---- DATA

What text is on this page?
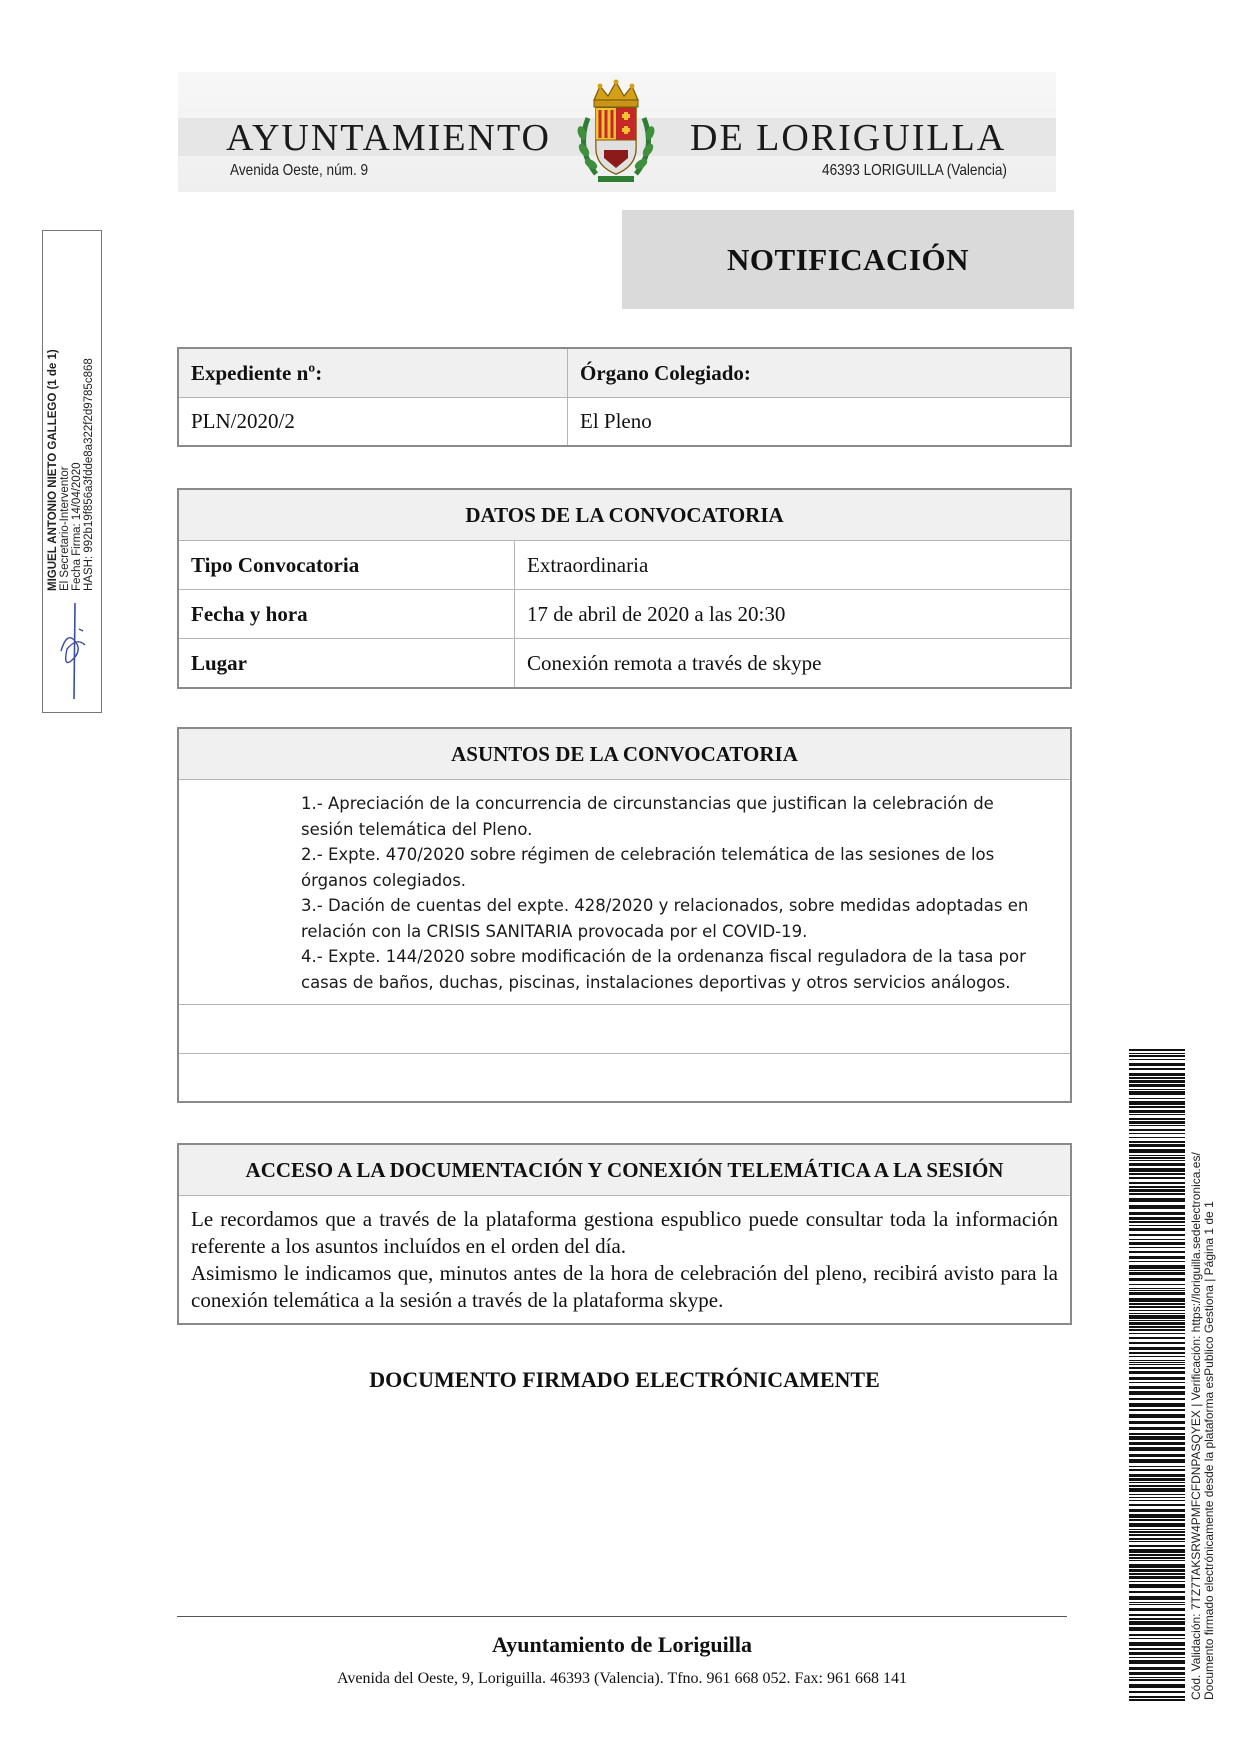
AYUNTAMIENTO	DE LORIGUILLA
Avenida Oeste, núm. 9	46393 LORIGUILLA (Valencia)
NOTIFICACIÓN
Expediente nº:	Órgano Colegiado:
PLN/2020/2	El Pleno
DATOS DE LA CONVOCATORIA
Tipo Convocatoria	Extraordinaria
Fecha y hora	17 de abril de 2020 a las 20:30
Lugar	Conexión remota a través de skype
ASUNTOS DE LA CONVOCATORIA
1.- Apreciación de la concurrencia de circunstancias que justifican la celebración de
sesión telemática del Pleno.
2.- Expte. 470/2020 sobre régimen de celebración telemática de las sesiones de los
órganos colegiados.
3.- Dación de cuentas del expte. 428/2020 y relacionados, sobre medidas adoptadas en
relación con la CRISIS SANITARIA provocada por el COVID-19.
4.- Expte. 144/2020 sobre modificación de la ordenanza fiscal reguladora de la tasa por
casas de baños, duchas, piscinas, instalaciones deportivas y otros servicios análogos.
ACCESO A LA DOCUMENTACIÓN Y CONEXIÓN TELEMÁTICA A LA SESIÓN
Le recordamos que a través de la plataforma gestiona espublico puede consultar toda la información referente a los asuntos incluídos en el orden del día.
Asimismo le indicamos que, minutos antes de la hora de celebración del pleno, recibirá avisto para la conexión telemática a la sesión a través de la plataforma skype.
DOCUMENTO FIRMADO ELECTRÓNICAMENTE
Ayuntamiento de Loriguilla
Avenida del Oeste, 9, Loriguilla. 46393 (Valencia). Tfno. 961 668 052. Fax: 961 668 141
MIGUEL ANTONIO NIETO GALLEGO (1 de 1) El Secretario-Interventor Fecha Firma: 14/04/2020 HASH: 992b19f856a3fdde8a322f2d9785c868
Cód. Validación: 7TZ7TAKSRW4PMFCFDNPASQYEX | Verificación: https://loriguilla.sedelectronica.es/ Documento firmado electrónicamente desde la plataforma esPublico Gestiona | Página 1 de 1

--------

## STATED GOAL
Every record must be copied exactly, with the pictures left out.

## EXERCISE SOLUTION
What text is on this page?
AYUNTAMIENTO	DE LORIGUILLA
Avenida Oeste, núm. 9	46393 LORIGUILLA (Valencia)
NOTIFICACIÓN
Expediente nº:	Órgano Colegiado:
PLN/2020/2	El Pleno
DATOS DE LA CONVOCATORIA
Tipo Convocatoria	Extraordinaria
Fecha y hora	17 de abril de 2020 a las 20:30
Lugar	Conexión remota a través de skype
ASUNTOS DE LA CONVOCATORIA
1.- Apreciación de la concurrencia de circunstancias que justifican la celebración de
sesión telemática del Pleno.
2.- Expte. 470/2020 sobre régimen de celebración telemática de las sesiones de los
órganos colegiados.
3.- Dación de cuentas del expte. 428/2020 y relacionados, sobre medidas adoptadas en
relación con la CRISIS SANITARIA provocada por el COVID-19.
4.- Expte. 144/2020 sobre modificación de la ordenanza fiscal reguladora de la tasa por
casas de baños, duchas, piscinas, instalaciones deportivas y otros servicios análogos.
ACCESO A LA DOCUMENTACIÓN Y CONEXIÓN TELEMÁTICA A LA SESIÓN
Le recordamos que a través de la plataforma gestiona espublico puede consultar toda la información referente a los asuntos incluídos en el orden del día.
Asimismo le indicamos que, minutos antes de la hora de celebración del pleno, recibirá avisto para la conexión telemática a la sesión a través de la plataforma skype.
DOCUMENTO FIRMADO ELECTRÓNICAMENTE
Ayuntamiento de Loriguilla
Avenida del Oeste, 9, Loriguilla. 46393 (Valencia). Tfno. 961 668 052. Fax: 961 668 141
MIGUEL ANTONIO NIETO GALLEGO (1 de 1) El Secretario-Interventor Fecha Firma: 14/04/2020 HASH: 992b19f856a3fdde8a322f2d9785c868
Cód. Validación: 7TZ7TAKSRW4PMFCFDNPASQYEX | Verificación: https://loriguilla.sedelectronica.es/ Documento firmado electrónicamente desde la plataforma esPublico Gestiona | Página 1 de 1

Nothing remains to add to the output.